» **Written task**: Output the data that follows exactly, line for line.

= = = = =

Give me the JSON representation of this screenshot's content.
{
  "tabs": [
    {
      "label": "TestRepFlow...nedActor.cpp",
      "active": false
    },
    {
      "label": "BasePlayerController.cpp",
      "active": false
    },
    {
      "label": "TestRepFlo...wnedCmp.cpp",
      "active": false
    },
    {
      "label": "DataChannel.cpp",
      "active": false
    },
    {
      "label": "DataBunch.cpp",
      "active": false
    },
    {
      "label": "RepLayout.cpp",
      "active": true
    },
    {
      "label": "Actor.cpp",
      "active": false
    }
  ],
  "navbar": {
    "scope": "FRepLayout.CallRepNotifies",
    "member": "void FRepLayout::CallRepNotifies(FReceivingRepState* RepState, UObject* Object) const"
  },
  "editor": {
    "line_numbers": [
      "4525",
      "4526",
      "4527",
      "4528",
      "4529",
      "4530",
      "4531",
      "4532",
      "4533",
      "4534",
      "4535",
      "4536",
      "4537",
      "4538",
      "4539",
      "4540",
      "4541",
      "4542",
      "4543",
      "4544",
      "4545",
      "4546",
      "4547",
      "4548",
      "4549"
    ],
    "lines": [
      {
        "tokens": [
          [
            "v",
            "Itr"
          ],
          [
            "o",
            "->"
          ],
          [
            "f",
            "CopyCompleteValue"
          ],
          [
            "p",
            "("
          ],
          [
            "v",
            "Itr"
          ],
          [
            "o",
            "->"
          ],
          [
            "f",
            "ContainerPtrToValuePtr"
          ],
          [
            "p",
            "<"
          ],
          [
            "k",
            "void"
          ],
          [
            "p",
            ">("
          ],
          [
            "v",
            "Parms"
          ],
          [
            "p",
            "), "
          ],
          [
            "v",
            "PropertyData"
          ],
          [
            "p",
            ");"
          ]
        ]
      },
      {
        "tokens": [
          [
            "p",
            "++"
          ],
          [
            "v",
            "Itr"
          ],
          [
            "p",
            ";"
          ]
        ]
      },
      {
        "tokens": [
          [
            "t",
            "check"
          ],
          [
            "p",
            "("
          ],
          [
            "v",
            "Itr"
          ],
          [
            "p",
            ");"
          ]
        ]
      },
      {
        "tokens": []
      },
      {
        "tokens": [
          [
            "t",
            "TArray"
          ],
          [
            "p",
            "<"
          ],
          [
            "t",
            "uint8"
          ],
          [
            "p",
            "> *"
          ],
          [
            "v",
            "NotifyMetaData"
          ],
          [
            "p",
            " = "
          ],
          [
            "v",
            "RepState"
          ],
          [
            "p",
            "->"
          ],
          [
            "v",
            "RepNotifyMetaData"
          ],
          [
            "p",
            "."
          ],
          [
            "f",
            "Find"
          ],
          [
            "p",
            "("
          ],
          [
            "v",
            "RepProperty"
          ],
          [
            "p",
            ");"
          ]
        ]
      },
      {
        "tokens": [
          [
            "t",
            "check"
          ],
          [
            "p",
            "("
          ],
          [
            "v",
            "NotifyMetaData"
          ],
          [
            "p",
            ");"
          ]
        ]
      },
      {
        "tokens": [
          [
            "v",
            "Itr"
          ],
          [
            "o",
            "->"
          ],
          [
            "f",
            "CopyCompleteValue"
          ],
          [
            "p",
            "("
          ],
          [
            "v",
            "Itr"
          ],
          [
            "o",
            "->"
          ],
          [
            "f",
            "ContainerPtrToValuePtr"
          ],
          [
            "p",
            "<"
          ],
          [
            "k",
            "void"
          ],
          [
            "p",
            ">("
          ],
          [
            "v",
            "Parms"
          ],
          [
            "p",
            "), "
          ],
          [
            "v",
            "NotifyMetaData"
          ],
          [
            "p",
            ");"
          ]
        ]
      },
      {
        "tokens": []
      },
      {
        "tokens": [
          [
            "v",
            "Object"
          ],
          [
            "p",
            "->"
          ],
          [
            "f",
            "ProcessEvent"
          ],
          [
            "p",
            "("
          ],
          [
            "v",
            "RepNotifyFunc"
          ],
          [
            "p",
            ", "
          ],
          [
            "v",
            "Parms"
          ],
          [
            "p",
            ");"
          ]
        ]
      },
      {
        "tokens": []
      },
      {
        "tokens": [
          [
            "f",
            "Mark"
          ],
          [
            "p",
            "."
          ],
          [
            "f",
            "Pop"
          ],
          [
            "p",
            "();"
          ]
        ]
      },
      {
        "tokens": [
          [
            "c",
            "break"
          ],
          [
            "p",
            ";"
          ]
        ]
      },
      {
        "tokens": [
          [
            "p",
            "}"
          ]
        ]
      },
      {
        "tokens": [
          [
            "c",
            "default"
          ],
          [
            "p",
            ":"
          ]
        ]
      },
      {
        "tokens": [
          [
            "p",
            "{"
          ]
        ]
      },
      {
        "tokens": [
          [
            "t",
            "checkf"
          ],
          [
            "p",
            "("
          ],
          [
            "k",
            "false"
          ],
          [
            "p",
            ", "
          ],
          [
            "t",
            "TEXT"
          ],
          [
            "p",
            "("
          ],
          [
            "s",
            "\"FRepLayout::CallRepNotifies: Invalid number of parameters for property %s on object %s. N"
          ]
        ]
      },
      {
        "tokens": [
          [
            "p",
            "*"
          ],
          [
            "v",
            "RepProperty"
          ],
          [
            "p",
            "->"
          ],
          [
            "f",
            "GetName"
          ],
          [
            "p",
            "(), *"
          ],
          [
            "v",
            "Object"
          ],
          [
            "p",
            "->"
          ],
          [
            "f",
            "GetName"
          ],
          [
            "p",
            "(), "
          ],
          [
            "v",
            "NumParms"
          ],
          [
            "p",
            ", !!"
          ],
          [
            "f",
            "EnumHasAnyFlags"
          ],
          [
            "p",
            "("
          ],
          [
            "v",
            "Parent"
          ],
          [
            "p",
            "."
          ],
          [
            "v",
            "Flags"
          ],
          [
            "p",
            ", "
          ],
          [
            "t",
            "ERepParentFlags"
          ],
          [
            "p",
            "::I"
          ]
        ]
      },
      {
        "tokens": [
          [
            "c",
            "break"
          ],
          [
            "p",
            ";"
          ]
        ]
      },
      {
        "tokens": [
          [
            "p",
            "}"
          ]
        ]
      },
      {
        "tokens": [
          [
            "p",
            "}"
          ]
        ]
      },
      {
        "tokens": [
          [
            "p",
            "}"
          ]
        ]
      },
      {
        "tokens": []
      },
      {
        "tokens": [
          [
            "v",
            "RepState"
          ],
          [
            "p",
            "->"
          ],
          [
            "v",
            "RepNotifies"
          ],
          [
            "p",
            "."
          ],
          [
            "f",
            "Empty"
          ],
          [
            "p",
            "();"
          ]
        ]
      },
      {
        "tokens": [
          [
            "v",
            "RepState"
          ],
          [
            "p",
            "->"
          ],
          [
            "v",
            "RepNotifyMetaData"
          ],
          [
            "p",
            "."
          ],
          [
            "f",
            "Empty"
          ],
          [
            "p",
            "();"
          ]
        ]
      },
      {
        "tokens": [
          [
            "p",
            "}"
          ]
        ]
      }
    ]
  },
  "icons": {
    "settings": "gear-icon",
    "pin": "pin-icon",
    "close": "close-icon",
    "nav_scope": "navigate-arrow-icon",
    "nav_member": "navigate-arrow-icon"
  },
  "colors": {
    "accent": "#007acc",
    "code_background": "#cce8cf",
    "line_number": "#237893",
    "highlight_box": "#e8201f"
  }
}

= = = = =

» **Written response**:
Give me the JSON representation of this screenshot's content.
{
  "tabs": [
    {
      "label": "TestRepFlow...nedActor.cpp",
      "active": false
    },
    {
      "label": "BasePlayerController.cpp",
      "active": false
    },
    {
      "label": "TestRepFlo...wnedCmp.cpp",
      "active": false
    },
    {
      "label": "DataChannel.cpp",
      "active": false
    },
    {
      "label": "DataBunch.cpp",
      "active": false
    },
    {
      "label": "RepLayout.cpp",
      "active": true
    },
    {
      "label": "Actor.cpp",
      "active": false
    }
  ],
  "navbar": {
    "scope": "FRepLayout.CallRepNotifies",
    "member": "void FRepLayout::CallRepNotifies(FReceivingRepState* RepState, UObject* Object) const"
  },
  "editor": {
    "line_numbers": [
      "4525",
      "4526",
      "4527",
      "4528",
      "4529",
      "4530",
      "4531",
      "4532",
      "4533",
      "4534",
      "4535",
      "4536",
      "4537",
      "4538",
      "4539",
      "4540",
      "4541",
      "4542",
      "4543",
      "4544",
      "4545",
      "4546",
      "4547",
      "4548",
      "4549"
    ],
    "lines": [
      {
        "tokens": [
          [
            "v",
            "Itr"
          ],
          [
            "o",
            "->"
          ],
          [
            "f",
            "CopyCompleteValue"
          ],
          [
            "p",
            "("
          ],
          [
            "v",
            "Itr"
          ],
          [
            "o",
            "->"
          ],
          [
            "f",
            "ContainerPtrToValuePtr"
          ],
          [
            "p",
            "<"
          ],
          [
            "k",
            "void"
          ],
          [
            "p",
            ">("
          ],
          [
            "v",
            "Parms"
          ],
          [
            "p",
            "), "
          ],
          [
            "v",
            "PropertyData"
          ],
          [
            "p",
            ");"
          ]
        ]
      },
      {
        "tokens": [
          [
            "p",
            "++"
          ],
          [
            "v",
            "Itr"
          ],
          [
            "p",
            ";"
          ]
        ]
      },
      {
        "tokens": [
          [
            "t",
            "check"
          ],
          [
            "p",
            "("
          ],
          [
            "v",
            "Itr"
          ],
          [
            "p",
            ");"
          ]
        ]
      },
      {
        "tokens": []
      },
      {
        "tokens": [
          [
            "t",
            "TArray"
          ],
          [
            "p",
            "<"
          ],
          [
            "t",
            "uint8"
          ],
          [
            "p",
            "> *"
          ],
          [
            "v",
            "NotifyMetaData"
          ],
          [
            "p",
            " = "
          ],
          [
            "v",
            "RepState"
          ],
          [
            "p",
            "->"
          ],
          [
            "v",
            "RepNotifyMetaData"
          ],
          [
            "p",
            "."
          ],
          [
            "f",
            "Find"
          ],
          [
            "p",
            "("
          ],
          [
            "v",
            "RepProperty"
          ],
          [
            "p",
            ");"
          ]
        ]
      },
      {
        "tokens": [
          [
            "t",
            "check"
          ],
          [
            "p",
            "("
          ],
          [
            "v",
            "NotifyMetaData"
          ],
          [
            "p",
            ");"
          ]
        ]
      },
      {
        "tokens": [
          [
            "v",
            "Itr"
          ],
          [
            "o",
            "->"
          ],
          [
            "f",
            "CopyCompleteValue"
          ],
          [
            "p",
            "("
          ],
          [
            "v",
            "Itr"
          ],
          [
            "o",
            "->"
          ],
          [
            "f",
            "ContainerPtrToValuePtr"
          ],
          [
            "p",
            "<"
          ],
          [
            "k",
            "void"
          ],
          [
            "p",
            ">("
          ],
          [
            "v",
            "Parms"
          ],
          [
            "p",
            "), "
          ],
          [
            "v",
            "NotifyMetaData"
          ],
          [
            "p",
            ");"
          ]
        ]
      },
      {
        "tokens": []
      },
      {
        "tokens": [
          [
            "v",
            "Object"
          ],
          [
            "p",
            "->"
          ],
          [
            "f",
            "ProcessEvent"
          ],
          [
            "p",
            "("
          ],
          [
            "v",
            "RepNotifyFunc"
          ],
          [
            "p",
            ", "
          ],
          [
            "v",
            "Parms"
          ],
          [
            "p",
            ");"
          ]
        ]
      },
      {
        "tokens": []
      },
      {
        "tokens": [
          [
            "f",
            "Mark"
          ],
          [
            "p",
            "."
          ],
          [
            "f",
            "Pop"
          ],
          [
            "p",
            "();"
          ]
        ]
      },
      {
        "tokens": [
          [
            "c",
            "break"
          ],
          [
            "p",
            ";"
          ]
        ]
      },
      {
        "tokens": [
          [
            "p",
            "}"
          ]
        ]
      },
      {
        "tokens": [
          [
            "c",
            "default"
          ],
          [
            "p",
            ":"
          ]
        ]
      },
      {
        "tokens": [
          [
            "p",
            "{"
          ]
        ]
      },
      {
        "tokens": [
          [
            "t",
            "checkf"
          ],
          [
            "p",
            "("
          ],
          [
            "k",
            "false"
          ],
          [
            "p",
            ", "
          ],
          [
            "t",
            "TEXT"
          ],
          [
            "p",
            "("
          ],
          [
            "s",
            "\"FRepLayout::CallRepNotifies: Invalid number of parameters for property %s on object %s. N"
          ]
        ]
      },
      {
        "tokens": [
          [
            "p",
            "*"
          ],
          [
            "v",
            "RepProperty"
          ],
          [
            "p",
            "->"
          ],
          [
            "f",
            "GetName"
          ],
          [
            "p",
            "(), *"
          ],
          [
            "v",
            "Object"
          ],
          [
            "p",
            "->"
          ],
          [
            "f",
            "GetName"
          ],
          [
            "p",
            "(), "
          ],
          [
            "v",
            "NumParms"
          ],
          [
            "p",
            ", !!"
          ],
          [
            "f",
            "EnumHasAnyFlags"
          ],
          [
            "p",
            "("
          ],
          [
            "v",
            "Parent"
          ],
          [
            "p",
            "."
          ],
          [
            "v",
            "Flags"
          ],
          [
            "p",
            ", "
          ],
          [
            "t",
            "ERepParentFlags"
          ],
          [
            "p",
            "::I"
          ]
        ]
      },
      {
        "tokens": [
          [
            "c",
            "break"
          ],
          [
            "p",
            ";"
          ]
        ]
      },
      {
        "tokens": [
          [
            "p",
            "}"
          ]
        ]
      },
      {
        "tokens": [
          [
            "p",
            "}"
          ]
        ]
      },
      {
        "tokens": [
          [
            "p",
            "}"
          ]
        ]
      },
      {
        "tokens": []
      },
      {
        "tokens": [
          [
            "v",
            "RepState"
          ],
          [
            "p",
            "->"
          ],
          [
            "v",
            "RepNotifies"
          ],
          [
            "p",
            "."
          ],
          [
            "f",
            "Empty"
          ],
          [
            "p",
            "();"
          ]
        ]
      },
      {
        "tokens": [
          [
            "v",
            "RepState"
          ],
          [
            "p",
            "->"
          ],
          [
            "v",
            "RepNotifyMetaData"
          ],
          [
            "p",
            "."
          ],
          [
            "f",
            "Empty"
          ],
          [
            "p",
            "();"
          ]
        ]
      },
      {
        "tokens": [
          [
            "p",
            "}"
          ]
        ]
      }
    ]
  },
  "icons": {
    "settings": "gear-icon",
    "pin": "pin-icon",
    "close": "close-icon",
    "nav_scope": "navigate-arrow-icon",
    "nav_member": "navigate-arrow-icon"
  },
  "colors": {
    "accent": "#007acc",
    "code_background": "#cce8cf",
    "line_number": "#237893",
    "highlight_box": "#e8201f"
  }
}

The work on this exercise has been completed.